Aim of the task: Give back the full material, exactly as it reads.

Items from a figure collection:
※
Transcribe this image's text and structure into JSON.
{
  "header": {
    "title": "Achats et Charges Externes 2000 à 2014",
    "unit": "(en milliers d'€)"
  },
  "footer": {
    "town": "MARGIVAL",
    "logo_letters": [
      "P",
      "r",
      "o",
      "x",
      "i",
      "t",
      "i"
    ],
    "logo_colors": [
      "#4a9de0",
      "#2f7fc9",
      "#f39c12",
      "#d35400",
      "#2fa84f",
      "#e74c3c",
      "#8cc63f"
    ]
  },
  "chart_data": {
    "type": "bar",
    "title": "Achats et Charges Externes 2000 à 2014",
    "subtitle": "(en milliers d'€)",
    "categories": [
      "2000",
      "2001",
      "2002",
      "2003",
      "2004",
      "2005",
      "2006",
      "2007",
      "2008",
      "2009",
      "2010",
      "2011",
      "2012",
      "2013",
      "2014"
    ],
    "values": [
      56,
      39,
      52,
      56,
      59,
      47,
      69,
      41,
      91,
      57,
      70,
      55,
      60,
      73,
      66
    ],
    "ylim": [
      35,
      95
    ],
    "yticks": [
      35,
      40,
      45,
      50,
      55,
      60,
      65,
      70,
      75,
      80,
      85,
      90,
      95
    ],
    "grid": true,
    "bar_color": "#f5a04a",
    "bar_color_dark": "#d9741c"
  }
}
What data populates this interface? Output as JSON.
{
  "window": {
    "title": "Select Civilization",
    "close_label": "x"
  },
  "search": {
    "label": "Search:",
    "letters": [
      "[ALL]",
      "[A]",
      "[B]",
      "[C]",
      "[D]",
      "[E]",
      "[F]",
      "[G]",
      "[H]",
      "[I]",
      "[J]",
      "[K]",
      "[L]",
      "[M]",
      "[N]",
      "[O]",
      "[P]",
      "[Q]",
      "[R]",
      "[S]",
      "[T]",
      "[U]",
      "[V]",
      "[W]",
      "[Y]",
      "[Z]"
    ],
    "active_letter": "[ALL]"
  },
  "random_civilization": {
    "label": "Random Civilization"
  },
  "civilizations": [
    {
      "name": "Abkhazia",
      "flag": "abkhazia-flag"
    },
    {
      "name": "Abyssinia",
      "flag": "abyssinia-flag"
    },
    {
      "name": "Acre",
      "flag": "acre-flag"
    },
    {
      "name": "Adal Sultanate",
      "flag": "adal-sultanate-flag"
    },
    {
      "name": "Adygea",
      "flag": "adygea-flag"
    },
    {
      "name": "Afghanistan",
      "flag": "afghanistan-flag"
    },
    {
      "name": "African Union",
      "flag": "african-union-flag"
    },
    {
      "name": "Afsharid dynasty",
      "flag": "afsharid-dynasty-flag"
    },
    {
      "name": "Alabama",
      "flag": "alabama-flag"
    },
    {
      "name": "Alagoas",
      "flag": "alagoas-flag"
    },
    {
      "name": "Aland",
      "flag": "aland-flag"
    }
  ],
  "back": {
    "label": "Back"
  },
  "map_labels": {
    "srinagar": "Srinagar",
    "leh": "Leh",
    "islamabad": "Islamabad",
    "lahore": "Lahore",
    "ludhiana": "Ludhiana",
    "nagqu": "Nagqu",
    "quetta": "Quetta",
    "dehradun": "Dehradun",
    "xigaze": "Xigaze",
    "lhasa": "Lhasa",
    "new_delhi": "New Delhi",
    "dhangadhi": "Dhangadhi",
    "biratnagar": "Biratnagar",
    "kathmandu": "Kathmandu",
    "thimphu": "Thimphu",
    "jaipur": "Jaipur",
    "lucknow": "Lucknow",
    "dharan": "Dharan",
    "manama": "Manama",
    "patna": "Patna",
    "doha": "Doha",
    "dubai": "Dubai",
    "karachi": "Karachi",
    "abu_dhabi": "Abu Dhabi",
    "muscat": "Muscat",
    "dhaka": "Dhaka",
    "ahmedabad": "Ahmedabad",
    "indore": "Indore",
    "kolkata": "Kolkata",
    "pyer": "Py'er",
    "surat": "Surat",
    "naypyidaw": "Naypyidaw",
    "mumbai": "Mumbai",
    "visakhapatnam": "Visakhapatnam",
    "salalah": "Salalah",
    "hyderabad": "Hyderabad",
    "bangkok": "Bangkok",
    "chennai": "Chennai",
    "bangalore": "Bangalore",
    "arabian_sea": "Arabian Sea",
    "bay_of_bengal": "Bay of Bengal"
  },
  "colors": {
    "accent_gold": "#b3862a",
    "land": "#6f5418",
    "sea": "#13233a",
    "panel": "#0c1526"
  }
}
※
Solution for this exercise:
Transcribe this image's text and structure into JSON.
{
  "header": {
    "title": "Achats et Charges Externes 2000 à 2014",
    "unit": "(en milliers d'€)"
  },
  "footer": {
    "town": "MARGIVAL",
    "logo_letters": [
      "P",
      "r",
      "o",
      "x",
      "i",
      "t",
      "i"
    ],
    "logo_colors": [
      "#4a9de0",
      "#2f7fc9",
      "#f39c12",
      "#d35400",
      "#2fa84f",
      "#e74c3c",
      "#8cc63f"
    ]
  },
  "chart_data": {
    "type": "bar",
    "title": "Achats et Charges Externes 2000 à 2014",
    "subtitle": "(en milliers d'€)",
    "categories": [
      "2000",
      "2001",
      "2002",
      "2003",
      "2004",
      "2005",
      "2006",
      "2007",
      "2008",
      "2009",
      "2010",
      "2011",
      "2012",
      "2013",
      "2014"
    ],
    "values": [
      56,
      39,
      52,
      56,
      59,
      47,
      69,
      41,
      91,
      57,
      70,
      55,
      60,
      73,
      66
    ],
    "ylim": [
      35,
      95
    ],
    "yticks": [
      35,
      40,
      45,
      50,
      55,
      60,
      65,
      70,
      75,
      80,
      85,
      90,
      95
    ],
    "grid": true,
    "bar_color": "#f5a04a",
    "bar_color_dark": "#d9741c"
  }
}
What data populates this interface? Output as JSON.
{
  "window": {
    "title": "Select Civilization",
    "close_label": "x"
  },
  "search": {
    "label": "Search:",
    "letters": [
      "[ALL]",
      "[A]",
      "[B]",
      "[C]",
      "[D]",
      "[E]",
      "[F]",
      "[G]",
      "[H]",
      "[I]",
      "[J]",
      "[K]",
      "[L]",
      "[M]",
      "[N]",
      "[O]",
      "[P]",
      "[Q]",
      "[R]",
      "[S]",
      "[T]",
      "[U]",
      "[V]",
      "[W]",
      "[Y]",
      "[Z]"
    ],
    "active_letter": "[ALL]"
  },
  "random_civilization": {
    "label": "Random Civilization"
  },
  "civilizations": [
    {
      "name": "Abkhazia",
      "flag": "abkhazia-flag"
    },
    {
      "name": "Abyssinia",
      "flag": "abyssinia-flag"
    },
    {
      "name": "Acre",
      "flag": "acre-flag"
    },
    {
      "name": "Adal Sultanate",
      "flag": "adal-sultanate-flag"
    },
    {
      "name": "Adygea",
      "flag": "adygea-flag"
    },
    {
      "name": "Afghanistan",
      "flag": "afghanistan-flag"
    },
    {
      "name": "African Union",
      "flag": "african-union-flag"
    },
    {
      "name": "Afsharid dynasty",
      "flag": "afsharid-dynasty-flag"
    },
    {
      "name": "Alabama",
      "flag": "alabama-flag"
    },
    {
      "name": "Alagoas",
      "flag": "alagoas-flag"
    },
    {
      "name": "Aland",
      "flag": "aland-flag"
    }
  ],
  "back": {
    "label": "Back"
  },
  "map_labels": {
    "srinagar": "Srinagar",
    "leh": "Leh",
    "islamabad": "Islamabad",
    "lahore": "Lahore",
    "ludhiana": "Ludhiana",
    "nagqu": "Nagqu",
    "quetta": "Quetta",
    "dehradun": "Dehradun",
    "xigaze": "Xigaze",
    "lhasa": "Lhasa",
    "new_delhi": "New Delhi",
    "dhangadhi": "Dhangadhi",
    "biratnagar": "Biratnagar",
    "kathmandu": "Kathmandu",
    "thimphu": "Thimphu",
    "jaipur": "Jaipur",
    "lucknow": "Lucknow",
    "dharan": "Dharan",
    "manama": "Manama",
    "patna": "Patna",
    "doha": "Doha",
    "dubai": "Dubai",
    "karachi": "Karachi",
    "abu_dhabi": "Abu Dhabi",
    "muscat": "Muscat",
    "dhaka": "Dhaka",
    "ahmedabad": "Ahmedabad",
    "indore": "Indore",
    "kolkata": "Kolkata",
    "pyer": "Py'er",
    "surat": "Surat",
    "naypyidaw": "Naypyidaw",
    "mumbai": "Mumbai",
    "visakhapatnam": "Visakhapatnam",
    "salalah": "Salalah",
    "hyderabad": "Hyderabad",
    "bangkok": "Bangkok",
    "chennai": "Chennai",
    "bangalore": "Bangalore",
    "arabian_sea": "Arabian Sea",
    "bay_of_bengal": "Bay of Bengal"
  },
  "colors": {
    "accent_gold": "#b3862a",
    "land": "#6f5418",
    "sea": "#13233a",
    "panel": "#0c1526"
  }
}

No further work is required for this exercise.